Provided data »
==============================

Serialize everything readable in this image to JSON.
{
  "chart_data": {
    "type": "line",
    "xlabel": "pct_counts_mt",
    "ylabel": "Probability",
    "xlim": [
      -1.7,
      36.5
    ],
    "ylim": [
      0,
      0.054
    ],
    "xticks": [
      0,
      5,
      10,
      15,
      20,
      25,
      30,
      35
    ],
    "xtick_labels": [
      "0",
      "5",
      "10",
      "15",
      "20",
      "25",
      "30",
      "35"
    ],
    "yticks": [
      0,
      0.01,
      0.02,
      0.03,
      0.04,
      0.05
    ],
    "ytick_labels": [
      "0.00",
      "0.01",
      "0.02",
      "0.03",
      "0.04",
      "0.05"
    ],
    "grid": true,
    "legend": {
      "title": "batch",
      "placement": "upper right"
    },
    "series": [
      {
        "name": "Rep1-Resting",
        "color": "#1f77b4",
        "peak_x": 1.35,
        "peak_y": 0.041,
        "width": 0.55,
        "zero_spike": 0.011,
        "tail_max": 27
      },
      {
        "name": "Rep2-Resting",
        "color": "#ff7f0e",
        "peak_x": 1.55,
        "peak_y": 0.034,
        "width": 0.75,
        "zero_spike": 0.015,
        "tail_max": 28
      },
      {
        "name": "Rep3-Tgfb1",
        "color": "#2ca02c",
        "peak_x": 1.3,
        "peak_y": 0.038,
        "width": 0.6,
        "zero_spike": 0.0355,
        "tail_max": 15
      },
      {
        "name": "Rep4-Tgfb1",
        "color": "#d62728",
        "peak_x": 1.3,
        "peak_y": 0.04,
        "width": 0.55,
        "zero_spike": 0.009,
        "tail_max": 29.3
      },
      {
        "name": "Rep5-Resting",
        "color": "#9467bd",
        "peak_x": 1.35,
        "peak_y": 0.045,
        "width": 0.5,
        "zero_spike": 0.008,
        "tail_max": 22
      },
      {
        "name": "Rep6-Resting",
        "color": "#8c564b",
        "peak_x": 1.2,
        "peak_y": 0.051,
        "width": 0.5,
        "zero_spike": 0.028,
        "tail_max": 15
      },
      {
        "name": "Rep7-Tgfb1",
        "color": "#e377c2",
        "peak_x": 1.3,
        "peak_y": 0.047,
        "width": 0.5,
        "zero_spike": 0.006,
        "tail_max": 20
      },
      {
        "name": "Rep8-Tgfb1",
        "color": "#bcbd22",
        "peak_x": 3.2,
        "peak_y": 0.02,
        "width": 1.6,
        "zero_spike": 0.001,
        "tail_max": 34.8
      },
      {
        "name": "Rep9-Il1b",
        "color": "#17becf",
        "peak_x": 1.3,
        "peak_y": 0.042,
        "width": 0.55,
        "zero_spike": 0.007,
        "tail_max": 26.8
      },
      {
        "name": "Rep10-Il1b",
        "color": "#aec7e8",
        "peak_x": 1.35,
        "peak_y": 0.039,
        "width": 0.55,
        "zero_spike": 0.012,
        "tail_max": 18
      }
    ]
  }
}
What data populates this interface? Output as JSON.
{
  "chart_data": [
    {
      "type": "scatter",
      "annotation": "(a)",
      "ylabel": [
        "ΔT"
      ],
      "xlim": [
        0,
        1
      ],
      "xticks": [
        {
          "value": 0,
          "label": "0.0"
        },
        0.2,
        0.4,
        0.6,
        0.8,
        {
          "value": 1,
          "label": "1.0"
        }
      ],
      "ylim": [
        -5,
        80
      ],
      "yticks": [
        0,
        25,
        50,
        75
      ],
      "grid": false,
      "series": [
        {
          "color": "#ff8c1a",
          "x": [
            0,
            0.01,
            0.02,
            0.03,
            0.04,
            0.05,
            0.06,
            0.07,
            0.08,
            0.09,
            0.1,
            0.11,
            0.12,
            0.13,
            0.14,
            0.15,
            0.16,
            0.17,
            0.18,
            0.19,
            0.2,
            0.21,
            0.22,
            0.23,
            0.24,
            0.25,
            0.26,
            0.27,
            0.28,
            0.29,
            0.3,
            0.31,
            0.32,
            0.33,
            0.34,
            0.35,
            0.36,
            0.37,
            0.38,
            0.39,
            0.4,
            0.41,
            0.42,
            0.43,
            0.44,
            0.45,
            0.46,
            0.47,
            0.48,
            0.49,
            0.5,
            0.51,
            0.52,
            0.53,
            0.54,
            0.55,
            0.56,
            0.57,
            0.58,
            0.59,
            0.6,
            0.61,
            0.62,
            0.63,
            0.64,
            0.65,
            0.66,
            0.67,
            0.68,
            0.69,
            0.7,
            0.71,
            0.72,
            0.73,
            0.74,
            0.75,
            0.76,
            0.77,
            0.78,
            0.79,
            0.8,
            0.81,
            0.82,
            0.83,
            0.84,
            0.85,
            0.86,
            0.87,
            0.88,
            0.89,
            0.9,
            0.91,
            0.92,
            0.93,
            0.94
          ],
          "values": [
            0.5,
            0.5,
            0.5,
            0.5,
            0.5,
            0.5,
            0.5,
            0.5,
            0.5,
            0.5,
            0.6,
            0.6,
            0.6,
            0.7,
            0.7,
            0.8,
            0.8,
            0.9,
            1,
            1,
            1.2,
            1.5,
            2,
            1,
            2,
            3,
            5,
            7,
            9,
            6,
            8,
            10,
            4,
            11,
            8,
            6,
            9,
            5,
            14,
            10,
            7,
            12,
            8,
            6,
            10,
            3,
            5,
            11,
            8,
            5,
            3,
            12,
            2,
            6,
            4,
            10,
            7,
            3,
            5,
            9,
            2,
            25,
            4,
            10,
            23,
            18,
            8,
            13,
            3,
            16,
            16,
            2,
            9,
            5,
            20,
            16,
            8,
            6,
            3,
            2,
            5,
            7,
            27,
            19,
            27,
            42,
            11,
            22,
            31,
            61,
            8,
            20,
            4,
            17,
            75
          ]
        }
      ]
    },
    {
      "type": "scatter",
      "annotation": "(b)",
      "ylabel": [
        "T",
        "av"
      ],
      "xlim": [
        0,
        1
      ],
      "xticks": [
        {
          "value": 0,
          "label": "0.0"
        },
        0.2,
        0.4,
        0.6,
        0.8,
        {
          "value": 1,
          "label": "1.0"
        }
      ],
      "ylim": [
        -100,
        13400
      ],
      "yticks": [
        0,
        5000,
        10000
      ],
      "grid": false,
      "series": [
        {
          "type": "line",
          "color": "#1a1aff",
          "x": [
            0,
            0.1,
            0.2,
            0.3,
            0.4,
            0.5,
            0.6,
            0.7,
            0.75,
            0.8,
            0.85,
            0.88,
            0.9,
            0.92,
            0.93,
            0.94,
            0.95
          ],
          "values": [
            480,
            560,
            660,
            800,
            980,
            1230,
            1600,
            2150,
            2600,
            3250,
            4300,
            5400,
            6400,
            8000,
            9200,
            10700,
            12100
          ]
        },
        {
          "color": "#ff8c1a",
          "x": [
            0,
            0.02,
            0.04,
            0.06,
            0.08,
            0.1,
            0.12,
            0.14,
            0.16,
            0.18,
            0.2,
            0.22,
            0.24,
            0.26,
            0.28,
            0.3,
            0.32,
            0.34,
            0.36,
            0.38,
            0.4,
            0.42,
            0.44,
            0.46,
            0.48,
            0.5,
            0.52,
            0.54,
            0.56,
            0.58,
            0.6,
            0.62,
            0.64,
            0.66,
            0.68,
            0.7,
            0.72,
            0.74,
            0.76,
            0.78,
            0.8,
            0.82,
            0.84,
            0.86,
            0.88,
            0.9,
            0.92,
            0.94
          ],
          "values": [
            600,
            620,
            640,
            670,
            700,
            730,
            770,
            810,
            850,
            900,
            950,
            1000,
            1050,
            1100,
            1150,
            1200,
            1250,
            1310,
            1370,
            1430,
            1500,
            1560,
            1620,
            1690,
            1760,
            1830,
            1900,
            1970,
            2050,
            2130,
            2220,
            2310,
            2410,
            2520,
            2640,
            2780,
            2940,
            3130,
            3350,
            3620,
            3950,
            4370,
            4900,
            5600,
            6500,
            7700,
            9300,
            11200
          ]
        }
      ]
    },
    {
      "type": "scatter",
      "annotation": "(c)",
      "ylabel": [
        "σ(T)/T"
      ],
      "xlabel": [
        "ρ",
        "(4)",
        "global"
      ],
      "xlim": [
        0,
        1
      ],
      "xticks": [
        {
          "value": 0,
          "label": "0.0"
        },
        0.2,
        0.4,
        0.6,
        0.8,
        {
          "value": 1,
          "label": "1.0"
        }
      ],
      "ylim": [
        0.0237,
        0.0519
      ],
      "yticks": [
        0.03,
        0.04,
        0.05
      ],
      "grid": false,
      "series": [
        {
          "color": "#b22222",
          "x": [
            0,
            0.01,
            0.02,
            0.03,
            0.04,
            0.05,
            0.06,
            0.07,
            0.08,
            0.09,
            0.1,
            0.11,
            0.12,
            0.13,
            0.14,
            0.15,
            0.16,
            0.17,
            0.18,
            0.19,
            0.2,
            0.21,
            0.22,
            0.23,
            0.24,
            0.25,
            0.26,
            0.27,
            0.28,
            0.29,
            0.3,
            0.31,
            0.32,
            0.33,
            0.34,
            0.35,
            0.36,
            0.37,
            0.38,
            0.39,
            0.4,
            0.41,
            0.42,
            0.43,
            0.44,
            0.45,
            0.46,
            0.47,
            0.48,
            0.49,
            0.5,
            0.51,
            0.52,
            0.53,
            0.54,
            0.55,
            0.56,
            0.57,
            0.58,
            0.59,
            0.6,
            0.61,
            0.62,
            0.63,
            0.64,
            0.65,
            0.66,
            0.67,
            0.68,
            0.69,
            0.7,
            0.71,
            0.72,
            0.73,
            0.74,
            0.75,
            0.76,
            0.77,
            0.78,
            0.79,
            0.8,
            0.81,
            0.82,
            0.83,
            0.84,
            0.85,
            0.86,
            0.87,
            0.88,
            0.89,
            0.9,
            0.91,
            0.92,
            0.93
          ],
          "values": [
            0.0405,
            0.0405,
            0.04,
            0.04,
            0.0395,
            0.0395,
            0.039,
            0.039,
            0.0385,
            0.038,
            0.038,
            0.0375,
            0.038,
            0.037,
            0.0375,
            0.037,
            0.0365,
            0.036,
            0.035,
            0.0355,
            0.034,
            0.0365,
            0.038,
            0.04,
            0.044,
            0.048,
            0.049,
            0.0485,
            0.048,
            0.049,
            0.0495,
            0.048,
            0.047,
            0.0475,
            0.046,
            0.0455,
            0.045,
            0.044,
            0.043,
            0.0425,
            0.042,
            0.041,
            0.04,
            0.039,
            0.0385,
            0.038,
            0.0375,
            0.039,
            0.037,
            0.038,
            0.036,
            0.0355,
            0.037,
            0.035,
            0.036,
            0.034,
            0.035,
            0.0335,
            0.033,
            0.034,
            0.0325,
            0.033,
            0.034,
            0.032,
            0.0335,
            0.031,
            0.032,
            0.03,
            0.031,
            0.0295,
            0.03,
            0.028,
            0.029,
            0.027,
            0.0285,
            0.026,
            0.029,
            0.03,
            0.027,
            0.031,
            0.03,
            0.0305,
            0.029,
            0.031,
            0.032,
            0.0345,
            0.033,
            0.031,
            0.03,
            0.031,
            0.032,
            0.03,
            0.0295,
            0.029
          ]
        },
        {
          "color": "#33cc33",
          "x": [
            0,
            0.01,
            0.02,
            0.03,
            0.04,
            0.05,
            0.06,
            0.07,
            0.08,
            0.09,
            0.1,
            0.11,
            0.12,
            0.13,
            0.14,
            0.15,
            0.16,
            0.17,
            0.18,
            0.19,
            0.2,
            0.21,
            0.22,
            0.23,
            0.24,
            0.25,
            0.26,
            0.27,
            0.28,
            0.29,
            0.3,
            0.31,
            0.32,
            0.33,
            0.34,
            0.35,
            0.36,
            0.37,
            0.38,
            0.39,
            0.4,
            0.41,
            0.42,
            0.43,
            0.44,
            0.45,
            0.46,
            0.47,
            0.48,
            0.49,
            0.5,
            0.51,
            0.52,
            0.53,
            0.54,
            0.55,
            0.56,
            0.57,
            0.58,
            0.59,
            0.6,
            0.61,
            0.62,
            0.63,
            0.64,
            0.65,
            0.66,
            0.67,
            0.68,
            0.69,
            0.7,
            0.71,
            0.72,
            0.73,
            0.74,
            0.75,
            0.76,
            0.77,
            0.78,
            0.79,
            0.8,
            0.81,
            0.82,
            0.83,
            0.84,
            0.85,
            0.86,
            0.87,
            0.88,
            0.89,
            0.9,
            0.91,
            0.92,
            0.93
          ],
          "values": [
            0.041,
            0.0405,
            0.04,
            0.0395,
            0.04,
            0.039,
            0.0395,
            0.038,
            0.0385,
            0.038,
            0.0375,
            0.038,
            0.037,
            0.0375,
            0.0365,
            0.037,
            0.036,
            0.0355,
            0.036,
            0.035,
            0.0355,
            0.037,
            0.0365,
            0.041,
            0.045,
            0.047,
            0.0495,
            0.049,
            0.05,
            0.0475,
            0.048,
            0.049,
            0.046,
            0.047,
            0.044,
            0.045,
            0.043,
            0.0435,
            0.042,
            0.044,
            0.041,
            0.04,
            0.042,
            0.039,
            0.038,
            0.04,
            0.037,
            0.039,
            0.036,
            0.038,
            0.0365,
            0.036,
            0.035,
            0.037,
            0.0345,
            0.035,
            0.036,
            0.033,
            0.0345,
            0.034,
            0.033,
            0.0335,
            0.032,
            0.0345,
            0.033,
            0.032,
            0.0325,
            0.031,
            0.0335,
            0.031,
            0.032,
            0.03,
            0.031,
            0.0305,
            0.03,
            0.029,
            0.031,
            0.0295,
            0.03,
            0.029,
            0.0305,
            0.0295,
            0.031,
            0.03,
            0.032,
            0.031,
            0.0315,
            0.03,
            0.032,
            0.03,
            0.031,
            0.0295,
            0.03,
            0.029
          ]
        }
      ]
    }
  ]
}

==============================

Problem statement » Copy out every line from the records that has the word "Resting".

Finished exercise »
        "name": "Rep1-Resting",
        "name": "Rep2-Resting",
        "name": "Rep5-Resting",
        "name": "Rep6-Resting",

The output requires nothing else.